■ Your objective:
Write every record out again exactly as given.

Collection entries:
==========
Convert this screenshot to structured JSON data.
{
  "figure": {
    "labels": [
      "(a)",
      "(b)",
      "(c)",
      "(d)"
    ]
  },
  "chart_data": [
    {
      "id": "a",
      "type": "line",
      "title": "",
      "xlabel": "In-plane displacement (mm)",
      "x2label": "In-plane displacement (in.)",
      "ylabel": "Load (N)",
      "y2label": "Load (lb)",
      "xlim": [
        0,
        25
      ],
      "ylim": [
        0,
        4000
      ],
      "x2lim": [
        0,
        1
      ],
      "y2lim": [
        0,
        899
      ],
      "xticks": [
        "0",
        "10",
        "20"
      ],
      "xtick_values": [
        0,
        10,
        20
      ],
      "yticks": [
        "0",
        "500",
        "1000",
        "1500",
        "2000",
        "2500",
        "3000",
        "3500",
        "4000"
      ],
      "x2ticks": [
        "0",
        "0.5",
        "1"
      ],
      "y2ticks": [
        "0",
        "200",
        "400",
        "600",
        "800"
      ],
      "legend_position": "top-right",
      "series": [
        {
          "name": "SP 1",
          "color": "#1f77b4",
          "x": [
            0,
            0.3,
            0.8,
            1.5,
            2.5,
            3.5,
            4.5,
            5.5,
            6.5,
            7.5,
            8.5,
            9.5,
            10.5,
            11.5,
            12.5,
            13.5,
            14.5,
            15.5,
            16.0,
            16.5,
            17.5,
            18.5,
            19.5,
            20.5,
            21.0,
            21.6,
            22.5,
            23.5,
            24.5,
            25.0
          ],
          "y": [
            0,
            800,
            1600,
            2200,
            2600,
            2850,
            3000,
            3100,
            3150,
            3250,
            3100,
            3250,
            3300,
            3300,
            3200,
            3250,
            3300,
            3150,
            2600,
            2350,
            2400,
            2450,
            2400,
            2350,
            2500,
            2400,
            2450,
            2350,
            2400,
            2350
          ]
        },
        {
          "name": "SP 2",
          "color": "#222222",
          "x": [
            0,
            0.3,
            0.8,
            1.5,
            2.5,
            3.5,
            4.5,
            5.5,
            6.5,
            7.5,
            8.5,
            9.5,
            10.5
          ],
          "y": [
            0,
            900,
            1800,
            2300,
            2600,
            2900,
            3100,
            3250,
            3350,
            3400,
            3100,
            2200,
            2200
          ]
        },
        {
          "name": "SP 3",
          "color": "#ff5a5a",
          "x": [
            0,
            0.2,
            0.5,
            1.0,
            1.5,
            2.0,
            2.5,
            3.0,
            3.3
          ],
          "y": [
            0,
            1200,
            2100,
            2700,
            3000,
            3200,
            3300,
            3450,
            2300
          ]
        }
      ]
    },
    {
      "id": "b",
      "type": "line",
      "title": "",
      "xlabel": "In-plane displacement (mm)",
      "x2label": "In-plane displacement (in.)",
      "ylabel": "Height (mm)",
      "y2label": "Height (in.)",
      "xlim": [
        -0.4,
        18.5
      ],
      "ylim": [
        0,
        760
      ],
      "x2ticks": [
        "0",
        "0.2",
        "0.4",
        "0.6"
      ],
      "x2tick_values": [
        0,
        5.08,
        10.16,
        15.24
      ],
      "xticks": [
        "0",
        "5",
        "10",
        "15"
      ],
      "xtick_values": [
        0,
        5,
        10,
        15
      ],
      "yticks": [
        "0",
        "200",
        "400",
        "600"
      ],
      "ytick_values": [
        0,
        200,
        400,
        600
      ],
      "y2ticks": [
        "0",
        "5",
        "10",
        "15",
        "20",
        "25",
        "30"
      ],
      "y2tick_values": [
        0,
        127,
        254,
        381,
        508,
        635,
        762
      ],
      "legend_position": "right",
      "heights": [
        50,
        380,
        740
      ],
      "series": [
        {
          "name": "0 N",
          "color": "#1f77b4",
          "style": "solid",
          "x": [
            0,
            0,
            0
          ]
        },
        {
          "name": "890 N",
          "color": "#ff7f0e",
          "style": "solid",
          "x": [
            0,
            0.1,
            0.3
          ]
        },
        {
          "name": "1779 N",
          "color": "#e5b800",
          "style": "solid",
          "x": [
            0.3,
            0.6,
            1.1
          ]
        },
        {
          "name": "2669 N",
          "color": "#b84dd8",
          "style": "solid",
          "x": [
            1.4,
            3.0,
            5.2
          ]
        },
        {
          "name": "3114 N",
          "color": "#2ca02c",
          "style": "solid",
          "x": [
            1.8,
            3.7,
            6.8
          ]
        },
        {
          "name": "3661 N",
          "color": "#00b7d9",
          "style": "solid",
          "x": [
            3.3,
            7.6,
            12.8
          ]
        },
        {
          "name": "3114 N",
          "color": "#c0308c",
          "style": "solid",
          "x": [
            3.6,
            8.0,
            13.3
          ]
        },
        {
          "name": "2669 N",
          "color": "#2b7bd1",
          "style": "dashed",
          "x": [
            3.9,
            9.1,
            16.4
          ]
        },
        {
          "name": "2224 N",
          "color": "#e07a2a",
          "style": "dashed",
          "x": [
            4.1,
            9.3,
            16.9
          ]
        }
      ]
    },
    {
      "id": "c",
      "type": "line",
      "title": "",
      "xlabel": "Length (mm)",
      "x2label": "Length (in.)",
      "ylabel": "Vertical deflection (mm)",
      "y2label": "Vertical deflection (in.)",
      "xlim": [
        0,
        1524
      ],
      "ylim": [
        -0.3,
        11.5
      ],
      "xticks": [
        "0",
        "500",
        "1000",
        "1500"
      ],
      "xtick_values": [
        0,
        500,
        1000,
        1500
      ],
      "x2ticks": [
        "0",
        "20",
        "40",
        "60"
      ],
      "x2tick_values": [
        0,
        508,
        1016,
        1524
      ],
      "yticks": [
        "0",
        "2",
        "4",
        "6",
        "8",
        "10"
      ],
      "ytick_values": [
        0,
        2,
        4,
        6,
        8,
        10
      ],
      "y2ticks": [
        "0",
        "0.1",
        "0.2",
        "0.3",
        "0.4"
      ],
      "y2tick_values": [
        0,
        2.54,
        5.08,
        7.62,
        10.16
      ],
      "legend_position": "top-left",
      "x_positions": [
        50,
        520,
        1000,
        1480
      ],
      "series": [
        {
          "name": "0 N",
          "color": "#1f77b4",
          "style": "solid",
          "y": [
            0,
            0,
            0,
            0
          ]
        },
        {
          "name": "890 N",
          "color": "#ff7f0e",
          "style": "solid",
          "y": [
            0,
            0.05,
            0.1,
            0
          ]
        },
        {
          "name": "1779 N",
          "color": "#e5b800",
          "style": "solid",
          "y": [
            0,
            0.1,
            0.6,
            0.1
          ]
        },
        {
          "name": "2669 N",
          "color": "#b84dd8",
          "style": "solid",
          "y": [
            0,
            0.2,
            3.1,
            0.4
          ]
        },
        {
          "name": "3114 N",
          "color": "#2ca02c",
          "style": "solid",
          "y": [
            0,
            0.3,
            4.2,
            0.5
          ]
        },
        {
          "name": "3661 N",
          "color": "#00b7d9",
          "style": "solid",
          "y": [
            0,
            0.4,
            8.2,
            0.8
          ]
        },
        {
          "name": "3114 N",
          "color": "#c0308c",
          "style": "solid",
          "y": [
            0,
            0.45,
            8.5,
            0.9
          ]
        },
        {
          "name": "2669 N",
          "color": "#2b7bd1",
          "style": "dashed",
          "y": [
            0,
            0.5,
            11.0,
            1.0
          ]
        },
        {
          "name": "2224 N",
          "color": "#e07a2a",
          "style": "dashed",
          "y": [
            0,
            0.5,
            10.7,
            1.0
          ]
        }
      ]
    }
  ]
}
==========
■ Solution to this exercise:
Convert this screenshot to structured JSON data.
{
  "figure": {
    "labels": [
      "(a)",
      "(b)",
      "(c)",
      "(d)"
    ]
  },
  "chart_data": [
    {
      "id": "a",
      "type": "line",
      "title": "",
      "xlabel": "In-plane displacement (mm)",
      "x2label": "In-plane displacement (in.)",
      "ylabel": "Load (N)",
      "y2label": "Load (lb)",
      "xlim": [
        0,
        25
      ],
      "ylim": [
        0,
        4000
      ],
      "x2lim": [
        0,
        1
      ],
      "y2lim": [
        0,
        899
      ],
      "xticks": [
        "0",
        "10",
        "20"
      ],
      "xtick_values": [
        0,
        10,
        20
      ],
      "yticks": [
        "0",
        "500",
        "1000",
        "1500",
        "2000",
        "2500",
        "3000",
        "3500",
        "4000"
      ],
      "x2ticks": [
        "0",
        "0.5",
        "1"
      ],
      "y2ticks": [
        "0",
        "200",
        "400",
        "600",
        "800"
      ],
      "legend_position": "top-right",
      "series": [
        {
          "name": "SP 1",
          "color": "#1f77b4",
          "x": [
            0,
            0.3,
            0.8,
            1.5,
            2.5,
            3.5,
            4.5,
            5.5,
            6.5,
            7.5,
            8.5,
            9.5,
            10.5,
            11.5,
            12.5,
            13.5,
            14.5,
            15.5,
            16.0,
            16.5,
            17.5,
            18.5,
            19.5,
            20.5,
            21.0,
            21.6,
            22.5,
            23.5,
            24.5,
            25.0
          ],
          "y": [
            0,
            800,
            1600,
            2200,
            2600,
            2850,
            3000,
            3100,
            3150,
            3250,
            3100,
            3250,
            3300,
            3300,
            3200,
            3250,
            3300,
            3150,
            2600,
            2350,
            2400,
            2450,
            2400,
            2350,
            2500,
            2400,
            2450,
            2350,
            2400,
            2350
          ]
        },
        {
          "name": "SP 2",
          "color": "#222222",
          "x": [
            0,
            0.3,
            0.8,
            1.5,
            2.5,
            3.5,
            4.5,
            5.5,
            6.5,
            7.5,
            8.5,
            9.5,
            10.5
          ],
          "y": [
            0,
            900,
            1800,
            2300,
            2600,
            2900,
            3100,
            3250,
            3350,
            3400,
            3100,
            2200,
            2200
          ]
        },
        {
          "name": "SP 3",
          "color": "#ff5a5a",
          "x": [
            0,
            0.2,
            0.5,
            1.0,
            1.5,
            2.0,
            2.5,
            3.0,
            3.3
          ],
          "y": [
            0,
            1200,
            2100,
            2700,
            3000,
            3200,
            3300,
            3450,
            2300
          ]
        }
      ]
    },
    {
      "id": "b",
      "type": "line",
      "title": "",
      "xlabel": "In-plane displacement (mm)",
      "x2label": "In-plane displacement (in.)",
      "ylabel": "Height (mm)",
      "y2label": "Height (in.)",
      "xlim": [
        -0.4,
        18.5
      ],
      "ylim": [
        0,
        760
      ],
      "x2ticks": [
        "0",
        "0.2",
        "0.4",
        "0.6"
      ],
      "x2tick_values": [
        0,
        5.08,
        10.16,
        15.24
      ],
      "xticks": [
        "0",
        "5",
        "10",
        "15"
      ],
      "xtick_values": [
        0,
        5,
        10,
        15
      ],
      "yticks": [
        "0",
        "200",
        "400",
        "600"
      ],
      "ytick_values": [
        0,
        200,
        400,
        600
      ],
      "y2ticks": [
        "0",
        "5",
        "10",
        "15",
        "20",
        "25",
        "30"
      ],
      "y2tick_values": [
        0,
        127,
        254,
        381,
        508,
        635,
        762
      ],
      "legend_position": "right",
      "heights": [
        50,
        380,
        740
      ],
      "series": [
        {
          "name": "0 N",
          "color": "#1f77b4",
          "style": "solid",
          "x": [
            0,
            0,
            0
          ]
        },
        {
          "name": "890 N",
          "color": "#ff7f0e",
          "style": "solid",
          "x": [
            0,
            0.1,
            0.3
          ]
        },
        {
          "name": "1779 N",
          "color": "#e5b800",
          "style": "solid",
          "x": [
            0.3,
            0.6,
            1.1
          ]
        },
        {
          "name": "2669 N",
          "color": "#b84dd8",
          "style": "solid",
          "x": [
            1.4,
            3.0,
            5.2
          ]
        },
        {
          "name": "3114 N",
          "color": "#2ca02c",
          "style": "solid",
          "x": [
            1.8,
            3.7,
            6.8
          ]
        },
        {
          "name": "3661 N",
          "color": "#00b7d9",
          "style": "solid",
          "x": [
            3.3,
            7.6,
            12.8
          ]
        },
        {
          "name": "3114 N",
          "color": "#c0308c",
          "style": "solid",
          "x": [
            3.6,
            8.0,
            13.3
          ]
        },
        {
          "name": "2669 N",
          "color": "#2b7bd1",
          "style": "dashed",
          "x": [
            3.9,
            9.1,
            16.4
          ]
        },
        {
          "name": "2224 N",
          "color": "#e07a2a",
          "style": "dashed",
          "x": [
            4.1,
            9.3,
            16.9
          ]
        }
      ]
    },
    {
      "id": "c",
      "type": "line",
      "title": "",
      "xlabel": "Length (mm)",
      "x2label": "Length (in.)",
      "ylabel": "Vertical deflection (mm)",
      "y2label": "Vertical deflection (in.)",
      "xlim": [
        0,
        1524
      ],
      "ylim": [
        -0.3,
        11.5
      ],
      "xticks": [
        "0",
        "500",
        "1000",
        "1500"
      ],
      "xtick_values": [
        0,
        500,
        1000,
        1500
      ],
      "x2ticks": [
        "0",
        "20",
        "40",
        "60"
      ],
      "x2tick_values": [
        0,
        508,
        1016,
        1524
      ],
      "yticks": [
        "0",
        "2",
        "4",
        "6",
        "8",
        "10"
      ],
      "ytick_values": [
        0,
        2,
        4,
        6,
        8,
        10
      ],
      "y2ticks": [
        "0",
        "0.1",
        "0.2",
        "0.3",
        "0.4"
      ],
      "y2tick_values": [
        0,
        2.54,
        5.08,
        7.62,
        10.16
      ],
      "legend_position": "top-left",
      "x_positions": [
        50,
        520,
        1000,
        1480
      ],
      "series": [
        {
          "name": "0 N",
          "color": "#1f77b4",
          "style": "solid",
          "y": [
            0,
            0,
            0,
            0
          ]
        },
        {
          "name": "890 N",
          "color": "#ff7f0e",
          "style": "solid",
          "y": [
            0,
            0.05,
            0.1,
            0
          ]
        },
        {
          "name": "1779 N",
          "color": "#e5b800",
          "style": "solid",
          "y": [
            0,
            0.1,
            0.6,
            0.1
          ]
        },
        {
          "name": "2669 N",
          "color": "#b84dd8",
          "style": "solid",
          "y": [
            0,
            0.2,
            3.1,
            0.4
          ]
        },
        {
          "name": "3114 N",
          "color": "#2ca02c",
          "style": "solid",
          "y": [
            0,
            0.3,
            4.2,
            0.5
          ]
        },
        {
          "name": "3661 N",
          "color": "#00b7d9",
          "style": "solid",
          "y": [
            0,
            0.4,
            8.2,
            0.8
          ]
        },
        {
          "name": "3114 N",
          "color": "#c0308c",
          "style": "solid",
          "y": [
            0,
            0.45,
            8.5,
            0.9
          ]
        },
        {
          "name": "2669 N",
          "color": "#2b7bd1",
          "style": "dashed",
          "y": [
            0,
            0.5,
            11.0,
            1.0
          ]
        },
        {
          "name": "2224 N",
          "color": "#e07a2a",
          "style": "dashed",
          "y": [
            0,
            0.5,
            10.7,
            1.0
          ]
        }
      ]
    }
  ]
}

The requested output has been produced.